- **Written problem**
Reproduce each line bearing the word "Contains".

-*-*-

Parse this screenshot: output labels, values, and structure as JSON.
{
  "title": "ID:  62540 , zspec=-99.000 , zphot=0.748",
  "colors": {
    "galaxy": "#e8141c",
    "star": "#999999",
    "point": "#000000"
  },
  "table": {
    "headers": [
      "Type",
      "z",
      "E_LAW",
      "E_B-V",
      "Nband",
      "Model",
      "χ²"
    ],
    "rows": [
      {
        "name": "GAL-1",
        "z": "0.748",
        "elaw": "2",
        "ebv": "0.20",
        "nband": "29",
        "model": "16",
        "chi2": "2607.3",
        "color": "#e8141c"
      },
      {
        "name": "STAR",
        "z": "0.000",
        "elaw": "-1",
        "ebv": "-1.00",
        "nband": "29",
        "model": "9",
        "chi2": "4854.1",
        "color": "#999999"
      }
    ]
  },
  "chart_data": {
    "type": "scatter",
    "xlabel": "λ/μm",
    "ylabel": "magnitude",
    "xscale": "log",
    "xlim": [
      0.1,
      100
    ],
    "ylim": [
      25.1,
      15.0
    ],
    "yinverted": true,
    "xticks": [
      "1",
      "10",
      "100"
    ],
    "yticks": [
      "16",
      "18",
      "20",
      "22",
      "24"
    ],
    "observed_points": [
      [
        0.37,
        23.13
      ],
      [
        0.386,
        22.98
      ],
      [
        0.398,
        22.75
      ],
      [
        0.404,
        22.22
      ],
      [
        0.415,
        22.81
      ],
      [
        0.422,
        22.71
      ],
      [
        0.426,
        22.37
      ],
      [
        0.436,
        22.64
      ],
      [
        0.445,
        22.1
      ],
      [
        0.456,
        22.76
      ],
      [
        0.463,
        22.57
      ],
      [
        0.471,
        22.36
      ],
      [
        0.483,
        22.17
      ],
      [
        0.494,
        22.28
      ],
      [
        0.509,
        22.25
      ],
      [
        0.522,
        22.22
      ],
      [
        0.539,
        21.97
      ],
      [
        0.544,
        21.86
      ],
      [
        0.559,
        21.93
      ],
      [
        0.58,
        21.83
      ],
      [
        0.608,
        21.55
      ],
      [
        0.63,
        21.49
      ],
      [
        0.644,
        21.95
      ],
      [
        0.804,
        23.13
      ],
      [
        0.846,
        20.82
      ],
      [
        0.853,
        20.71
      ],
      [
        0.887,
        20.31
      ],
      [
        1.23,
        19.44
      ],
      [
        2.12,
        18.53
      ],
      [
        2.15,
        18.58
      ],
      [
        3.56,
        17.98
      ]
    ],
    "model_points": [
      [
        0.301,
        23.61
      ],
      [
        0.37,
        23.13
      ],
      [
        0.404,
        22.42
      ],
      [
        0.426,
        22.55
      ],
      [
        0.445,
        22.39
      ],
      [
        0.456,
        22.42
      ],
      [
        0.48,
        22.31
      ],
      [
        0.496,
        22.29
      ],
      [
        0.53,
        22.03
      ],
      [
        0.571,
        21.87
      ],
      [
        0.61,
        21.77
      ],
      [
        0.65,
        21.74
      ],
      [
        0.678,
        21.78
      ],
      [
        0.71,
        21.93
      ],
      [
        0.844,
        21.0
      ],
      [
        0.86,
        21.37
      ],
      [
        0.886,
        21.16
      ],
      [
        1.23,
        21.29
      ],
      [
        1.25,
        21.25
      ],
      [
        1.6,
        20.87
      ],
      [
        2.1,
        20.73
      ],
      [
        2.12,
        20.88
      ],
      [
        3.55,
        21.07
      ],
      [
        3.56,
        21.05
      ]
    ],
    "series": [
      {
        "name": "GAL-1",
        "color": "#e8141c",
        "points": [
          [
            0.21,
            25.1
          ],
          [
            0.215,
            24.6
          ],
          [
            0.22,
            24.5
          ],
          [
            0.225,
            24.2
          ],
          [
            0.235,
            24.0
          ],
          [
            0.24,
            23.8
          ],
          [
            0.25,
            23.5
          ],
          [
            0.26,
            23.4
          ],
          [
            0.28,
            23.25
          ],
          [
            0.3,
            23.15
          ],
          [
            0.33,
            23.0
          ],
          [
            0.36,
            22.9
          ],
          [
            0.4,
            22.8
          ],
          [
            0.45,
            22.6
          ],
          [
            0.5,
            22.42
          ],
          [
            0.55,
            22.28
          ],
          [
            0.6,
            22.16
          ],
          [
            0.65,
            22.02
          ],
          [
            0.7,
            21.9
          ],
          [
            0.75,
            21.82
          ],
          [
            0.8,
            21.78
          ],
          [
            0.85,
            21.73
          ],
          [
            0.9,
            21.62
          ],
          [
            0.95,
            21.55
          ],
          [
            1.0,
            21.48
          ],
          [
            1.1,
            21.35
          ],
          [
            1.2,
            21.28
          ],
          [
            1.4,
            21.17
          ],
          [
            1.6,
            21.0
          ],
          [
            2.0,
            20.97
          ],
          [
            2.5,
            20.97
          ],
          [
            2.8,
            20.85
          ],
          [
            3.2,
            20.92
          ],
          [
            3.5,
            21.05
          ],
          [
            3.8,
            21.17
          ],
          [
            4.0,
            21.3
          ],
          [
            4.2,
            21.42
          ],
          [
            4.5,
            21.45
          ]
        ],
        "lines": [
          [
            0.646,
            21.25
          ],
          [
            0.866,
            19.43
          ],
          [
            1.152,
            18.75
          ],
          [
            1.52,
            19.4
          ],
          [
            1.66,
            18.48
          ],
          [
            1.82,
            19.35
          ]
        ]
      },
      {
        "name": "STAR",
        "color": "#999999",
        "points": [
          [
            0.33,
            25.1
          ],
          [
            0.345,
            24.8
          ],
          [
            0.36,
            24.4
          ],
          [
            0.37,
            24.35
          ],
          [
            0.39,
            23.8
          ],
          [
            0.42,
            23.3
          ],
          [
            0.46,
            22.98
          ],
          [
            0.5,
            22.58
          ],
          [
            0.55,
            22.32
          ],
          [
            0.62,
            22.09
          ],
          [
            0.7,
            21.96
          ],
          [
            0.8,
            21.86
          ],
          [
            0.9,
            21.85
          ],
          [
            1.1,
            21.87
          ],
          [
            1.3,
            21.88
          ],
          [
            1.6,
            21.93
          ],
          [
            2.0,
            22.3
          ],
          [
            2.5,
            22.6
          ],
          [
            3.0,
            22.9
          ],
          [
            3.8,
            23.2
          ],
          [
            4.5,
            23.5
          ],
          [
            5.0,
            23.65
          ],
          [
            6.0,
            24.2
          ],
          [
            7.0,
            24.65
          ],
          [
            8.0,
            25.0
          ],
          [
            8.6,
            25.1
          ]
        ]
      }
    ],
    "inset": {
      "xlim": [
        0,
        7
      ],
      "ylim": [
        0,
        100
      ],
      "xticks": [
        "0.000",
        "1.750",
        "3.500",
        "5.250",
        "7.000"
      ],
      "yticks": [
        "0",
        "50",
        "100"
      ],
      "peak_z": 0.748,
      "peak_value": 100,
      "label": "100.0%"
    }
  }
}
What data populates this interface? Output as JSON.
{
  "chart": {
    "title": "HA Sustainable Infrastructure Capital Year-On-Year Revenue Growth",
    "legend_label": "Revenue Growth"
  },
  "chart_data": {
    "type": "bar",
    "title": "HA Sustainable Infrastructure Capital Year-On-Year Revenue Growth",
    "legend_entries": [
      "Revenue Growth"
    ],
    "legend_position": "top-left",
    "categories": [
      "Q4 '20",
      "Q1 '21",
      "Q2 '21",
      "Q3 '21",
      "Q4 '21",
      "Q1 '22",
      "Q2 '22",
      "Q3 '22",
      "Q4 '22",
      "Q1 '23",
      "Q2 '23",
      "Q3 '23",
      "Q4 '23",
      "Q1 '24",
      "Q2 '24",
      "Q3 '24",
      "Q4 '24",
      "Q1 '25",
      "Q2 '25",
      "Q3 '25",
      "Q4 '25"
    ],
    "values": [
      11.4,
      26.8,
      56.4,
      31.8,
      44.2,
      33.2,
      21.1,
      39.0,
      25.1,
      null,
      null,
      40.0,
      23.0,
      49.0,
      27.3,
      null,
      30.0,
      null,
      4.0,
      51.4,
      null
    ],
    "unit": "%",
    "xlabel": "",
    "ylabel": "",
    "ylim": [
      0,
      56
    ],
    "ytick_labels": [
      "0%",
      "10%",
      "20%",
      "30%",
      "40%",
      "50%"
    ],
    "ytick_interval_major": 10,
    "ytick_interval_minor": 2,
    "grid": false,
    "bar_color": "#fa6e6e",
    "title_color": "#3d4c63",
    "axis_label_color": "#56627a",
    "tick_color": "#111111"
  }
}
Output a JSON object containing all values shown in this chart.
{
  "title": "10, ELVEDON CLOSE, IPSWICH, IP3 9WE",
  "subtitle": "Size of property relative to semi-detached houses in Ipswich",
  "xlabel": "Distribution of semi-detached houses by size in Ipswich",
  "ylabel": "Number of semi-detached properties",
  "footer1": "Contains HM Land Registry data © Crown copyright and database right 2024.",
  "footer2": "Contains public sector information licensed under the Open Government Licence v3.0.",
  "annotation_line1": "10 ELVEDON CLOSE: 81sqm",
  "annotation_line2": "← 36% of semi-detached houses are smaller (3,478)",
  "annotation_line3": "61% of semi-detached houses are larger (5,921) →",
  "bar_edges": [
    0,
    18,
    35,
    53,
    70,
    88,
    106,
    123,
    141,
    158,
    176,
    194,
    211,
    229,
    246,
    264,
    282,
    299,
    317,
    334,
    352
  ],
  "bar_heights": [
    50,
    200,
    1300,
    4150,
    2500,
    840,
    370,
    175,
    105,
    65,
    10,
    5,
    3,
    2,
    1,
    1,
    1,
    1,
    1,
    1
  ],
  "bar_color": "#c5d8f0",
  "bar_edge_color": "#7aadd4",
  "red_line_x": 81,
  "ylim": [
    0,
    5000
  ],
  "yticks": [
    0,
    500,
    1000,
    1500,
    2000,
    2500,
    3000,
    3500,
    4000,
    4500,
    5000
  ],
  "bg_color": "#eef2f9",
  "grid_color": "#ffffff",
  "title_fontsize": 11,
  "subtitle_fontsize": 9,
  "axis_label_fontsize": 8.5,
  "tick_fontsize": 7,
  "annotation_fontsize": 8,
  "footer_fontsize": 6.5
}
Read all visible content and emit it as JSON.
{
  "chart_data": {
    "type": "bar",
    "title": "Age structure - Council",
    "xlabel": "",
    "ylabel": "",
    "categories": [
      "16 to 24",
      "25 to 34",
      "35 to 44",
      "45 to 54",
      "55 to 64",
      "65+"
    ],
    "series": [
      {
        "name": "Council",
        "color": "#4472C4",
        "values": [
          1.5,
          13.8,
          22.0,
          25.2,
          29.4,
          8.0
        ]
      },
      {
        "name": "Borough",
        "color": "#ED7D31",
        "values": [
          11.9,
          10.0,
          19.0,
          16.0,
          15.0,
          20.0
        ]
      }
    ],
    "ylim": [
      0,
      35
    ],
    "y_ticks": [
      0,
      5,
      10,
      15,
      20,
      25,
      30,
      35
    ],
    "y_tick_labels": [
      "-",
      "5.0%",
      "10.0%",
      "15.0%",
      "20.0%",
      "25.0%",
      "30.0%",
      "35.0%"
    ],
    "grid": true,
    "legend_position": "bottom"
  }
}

-*-*-

- **Output for this task**
  "footer1": "Contains HM Land Registry data © Crown copyright and database right 2024.",
  "footer2": "Contains public sector information licensed under the Open Government Licence v3.0.",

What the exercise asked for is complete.